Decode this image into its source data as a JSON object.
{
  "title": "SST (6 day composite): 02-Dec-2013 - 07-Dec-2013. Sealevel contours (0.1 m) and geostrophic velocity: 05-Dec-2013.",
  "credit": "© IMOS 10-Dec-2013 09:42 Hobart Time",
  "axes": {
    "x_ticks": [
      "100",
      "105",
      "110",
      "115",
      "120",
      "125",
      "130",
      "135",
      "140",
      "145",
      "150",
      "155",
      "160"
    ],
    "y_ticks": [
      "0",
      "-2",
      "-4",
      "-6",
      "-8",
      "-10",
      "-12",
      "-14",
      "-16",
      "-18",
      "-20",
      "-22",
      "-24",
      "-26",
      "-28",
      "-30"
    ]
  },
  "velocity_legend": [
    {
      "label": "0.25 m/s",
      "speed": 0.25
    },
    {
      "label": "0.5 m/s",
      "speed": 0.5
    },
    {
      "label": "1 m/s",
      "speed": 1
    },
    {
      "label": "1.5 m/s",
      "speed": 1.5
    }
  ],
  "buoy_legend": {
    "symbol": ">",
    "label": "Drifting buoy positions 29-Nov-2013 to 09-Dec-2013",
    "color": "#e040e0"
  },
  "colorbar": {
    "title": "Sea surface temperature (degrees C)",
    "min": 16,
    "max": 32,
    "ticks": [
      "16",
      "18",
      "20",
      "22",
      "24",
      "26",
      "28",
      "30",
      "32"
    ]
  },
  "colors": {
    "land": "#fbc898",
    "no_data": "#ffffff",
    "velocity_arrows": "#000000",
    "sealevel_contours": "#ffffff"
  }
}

+++++

Your task is to repeat the data exactly, with nothing left out.

Decode this image into its source data as a JSON object.
{
  "title": "SST (6 day composite): 02-Dec-2013 - 07-Dec-2013. Sealevel contours (0.1 m) and geostrophic velocity: 05-Dec-2013.",
  "credit": "© IMOS 10-Dec-2013 09:42 Hobart Time",
  "axes": {
    "x_ticks": [
      "100",
      "105",
      "110",
      "115",
      "120",
      "125",
      "130",
      "135",
      "140",
      "145",
      "150",
      "155",
      "160"
    ],
    "y_ticks": [
      "0",
      "-2",
      "-4",
      "-6",
      "-8",
      "-10",
      "-12",
      "-14",
      "-16",
      "-18",
      "-20",
      "-22",
      "-24",
      "-26",
      "-28",
      "-30"
    ]
  },
  "velocity_legend": [
    {
      "label": "0.25 m/s",
      "speed": 0.25
    },
    {
      "label": "0.5 m/s",
      "speed": 0.5
    },
    {
      "label": "1 m/s",
      "speed": 1
    },
    {
      "label": "1.5 m/s",
      "speed": 1.5
    }
  ],
  "buoy_legend": {
    "symbol": ">",
    "label": "Drifting buoy positions 29-Nov-2013 to 09-Dec-2013",
    "color": "#e040e0"
  },
  "colorbar": {
    "title": "Sea surface temperature (degrees C)",
    "min": 16,
    "max": 32,
    "ticks": [
      "16",
      "18",
      "20",
      "22",
      "24",
      "26",
      "28",
      "30",
      "32"
    ]
  },
  "colors": {
    "land": "#fbc898",
    "no_data": "#ffffff",
    "velocity_arrows": "#000000",
    "sealevel_contours": "#ffffff"
  }
}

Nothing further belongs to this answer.